* Begin DATA FOR THIS EXERCISE *
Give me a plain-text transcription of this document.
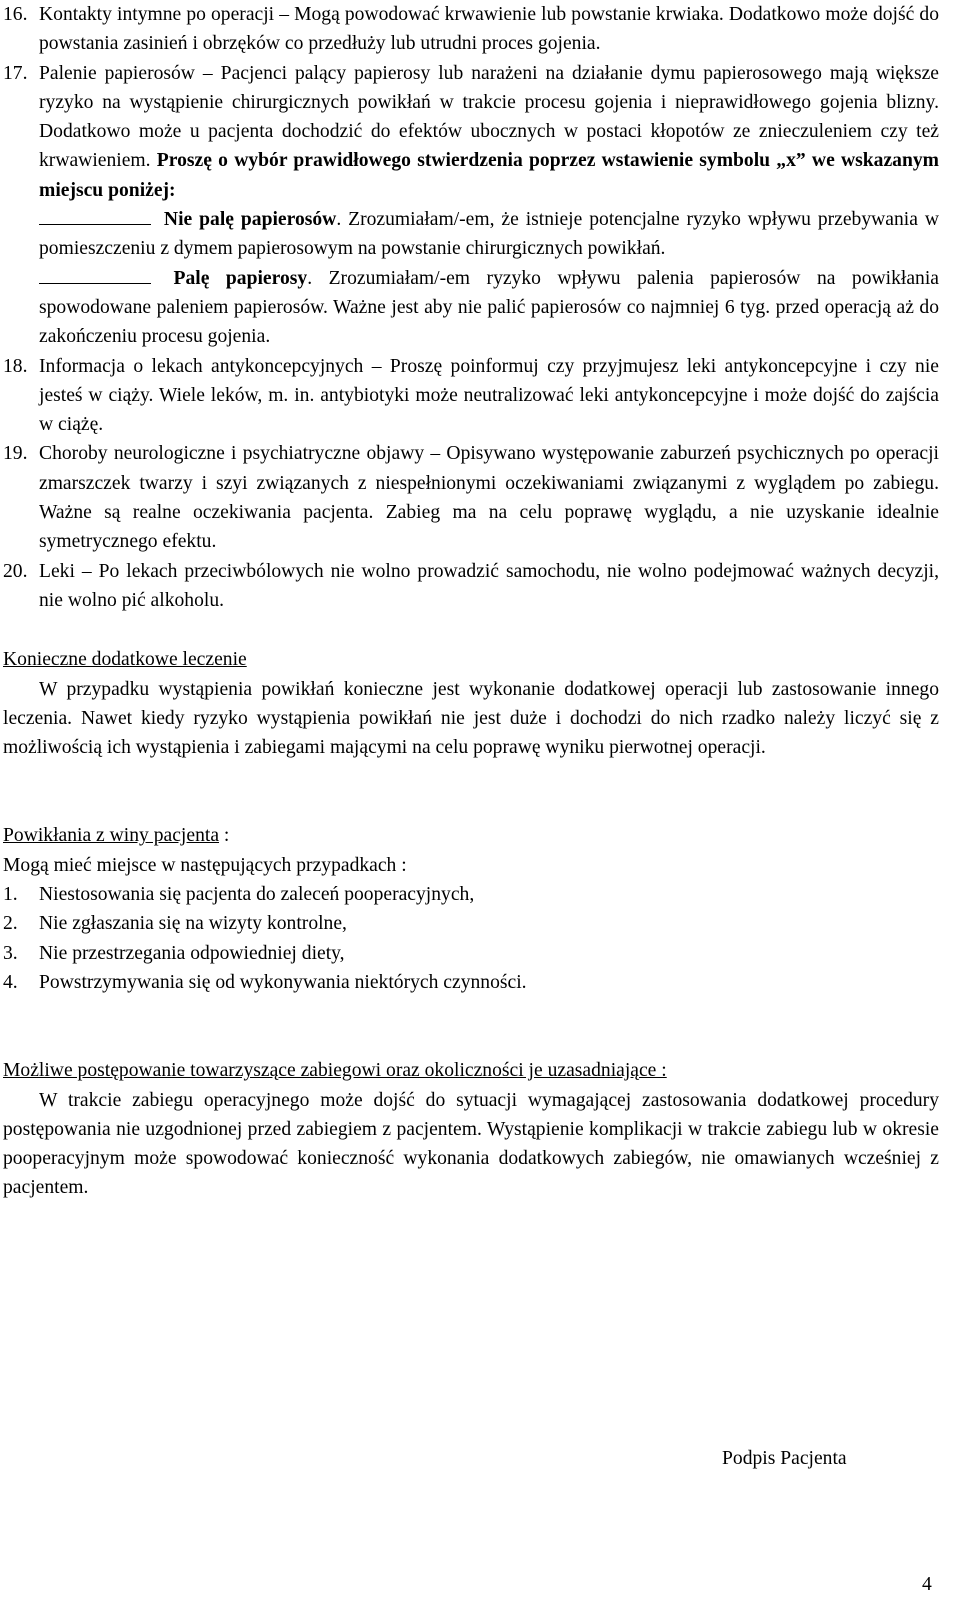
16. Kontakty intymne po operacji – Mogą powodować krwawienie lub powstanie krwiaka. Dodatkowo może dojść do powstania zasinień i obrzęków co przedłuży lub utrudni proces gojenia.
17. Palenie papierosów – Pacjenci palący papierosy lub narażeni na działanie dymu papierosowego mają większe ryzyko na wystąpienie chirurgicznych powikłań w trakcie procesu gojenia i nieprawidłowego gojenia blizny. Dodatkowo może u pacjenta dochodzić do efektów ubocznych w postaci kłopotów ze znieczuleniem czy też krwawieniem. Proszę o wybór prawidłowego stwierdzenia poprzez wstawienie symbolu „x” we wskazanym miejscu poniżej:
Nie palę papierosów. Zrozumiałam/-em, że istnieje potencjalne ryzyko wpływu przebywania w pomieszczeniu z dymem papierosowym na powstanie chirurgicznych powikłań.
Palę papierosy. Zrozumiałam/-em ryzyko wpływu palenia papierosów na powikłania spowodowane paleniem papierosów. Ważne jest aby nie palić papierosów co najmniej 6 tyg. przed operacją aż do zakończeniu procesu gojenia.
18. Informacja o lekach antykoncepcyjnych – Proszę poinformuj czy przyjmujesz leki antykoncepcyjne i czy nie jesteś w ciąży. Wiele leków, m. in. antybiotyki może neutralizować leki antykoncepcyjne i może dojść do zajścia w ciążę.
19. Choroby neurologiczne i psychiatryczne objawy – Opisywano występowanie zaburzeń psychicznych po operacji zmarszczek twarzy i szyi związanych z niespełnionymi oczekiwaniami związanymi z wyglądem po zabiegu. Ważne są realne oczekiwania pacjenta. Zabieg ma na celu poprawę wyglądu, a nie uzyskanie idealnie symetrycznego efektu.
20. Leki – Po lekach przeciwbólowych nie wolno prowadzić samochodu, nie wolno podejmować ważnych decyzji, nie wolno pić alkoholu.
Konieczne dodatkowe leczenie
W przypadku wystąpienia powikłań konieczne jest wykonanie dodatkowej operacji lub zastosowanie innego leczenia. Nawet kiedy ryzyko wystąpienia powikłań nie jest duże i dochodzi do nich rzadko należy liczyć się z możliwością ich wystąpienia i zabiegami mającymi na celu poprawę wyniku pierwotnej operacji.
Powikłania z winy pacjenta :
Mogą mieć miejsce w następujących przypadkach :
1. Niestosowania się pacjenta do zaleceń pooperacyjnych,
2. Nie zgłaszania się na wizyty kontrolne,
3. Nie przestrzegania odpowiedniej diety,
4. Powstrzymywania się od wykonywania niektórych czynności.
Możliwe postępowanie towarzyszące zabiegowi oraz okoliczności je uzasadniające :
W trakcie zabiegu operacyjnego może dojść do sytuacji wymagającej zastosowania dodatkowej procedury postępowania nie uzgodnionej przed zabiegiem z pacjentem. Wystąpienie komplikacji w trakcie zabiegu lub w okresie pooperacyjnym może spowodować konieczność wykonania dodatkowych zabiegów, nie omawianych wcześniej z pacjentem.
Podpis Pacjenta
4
* End DATA FOR THIS EXERCISE *
* Begin DATA FOR THIS EXERCISE *
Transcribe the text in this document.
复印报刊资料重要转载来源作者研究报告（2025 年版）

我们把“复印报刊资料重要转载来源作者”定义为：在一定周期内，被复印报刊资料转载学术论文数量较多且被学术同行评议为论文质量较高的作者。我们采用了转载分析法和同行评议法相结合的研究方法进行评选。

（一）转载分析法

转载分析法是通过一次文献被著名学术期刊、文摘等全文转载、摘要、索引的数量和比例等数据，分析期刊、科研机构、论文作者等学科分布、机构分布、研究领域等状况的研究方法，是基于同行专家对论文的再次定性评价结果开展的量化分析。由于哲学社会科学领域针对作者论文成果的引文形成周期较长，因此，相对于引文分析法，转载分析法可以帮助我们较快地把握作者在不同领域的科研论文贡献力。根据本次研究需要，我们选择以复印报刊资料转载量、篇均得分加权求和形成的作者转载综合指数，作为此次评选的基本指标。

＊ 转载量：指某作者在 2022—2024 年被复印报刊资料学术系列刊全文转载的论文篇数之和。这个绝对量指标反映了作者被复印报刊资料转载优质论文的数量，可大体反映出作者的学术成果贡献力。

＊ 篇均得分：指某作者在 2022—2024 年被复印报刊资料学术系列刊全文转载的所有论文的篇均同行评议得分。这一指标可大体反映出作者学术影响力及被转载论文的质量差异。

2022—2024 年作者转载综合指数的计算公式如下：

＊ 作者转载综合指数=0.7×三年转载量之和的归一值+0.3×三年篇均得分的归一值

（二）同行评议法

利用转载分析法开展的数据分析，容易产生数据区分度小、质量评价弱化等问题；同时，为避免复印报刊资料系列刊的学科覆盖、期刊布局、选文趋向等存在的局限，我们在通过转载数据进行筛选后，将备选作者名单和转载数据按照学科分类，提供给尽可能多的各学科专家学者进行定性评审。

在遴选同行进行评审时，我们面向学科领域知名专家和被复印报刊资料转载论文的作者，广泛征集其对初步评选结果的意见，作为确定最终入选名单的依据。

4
* End DATA FOR THIS EXERCISE *
THE TASK
Select every line where the word "Proszę" occurs.

COMPLETE ANSWER
17. Palenie papierosów – Pacjenci palący papierosy lub narażeni na działanie dymu papierosowego mają większe ryzyko na wystąpienie chirurgicznych powikłań w trakcie procesu gojenia i nieprawidłowego gojenia blizny. Dodatkowo może u pacjenta dochodzić do efektów ubocznych w postaci kłopotów ze znieczuleniem czy też krwawieniem. Proszę o wybór prawidłowego stwierdzenia poprzez wstawienie symbolu „x” we wskazanym miejscu poniżej:
18. Informacja o lekach antykoncepcyjnych – Proszę poinformuj czy przyjmujesz leki antykoncepcyjne i czy nie jesteś w ciąży. Wiele leków, m. in. antybiotyki może neutralizować leki antykoncepcyjne i może dojść do zajścia w ciążę.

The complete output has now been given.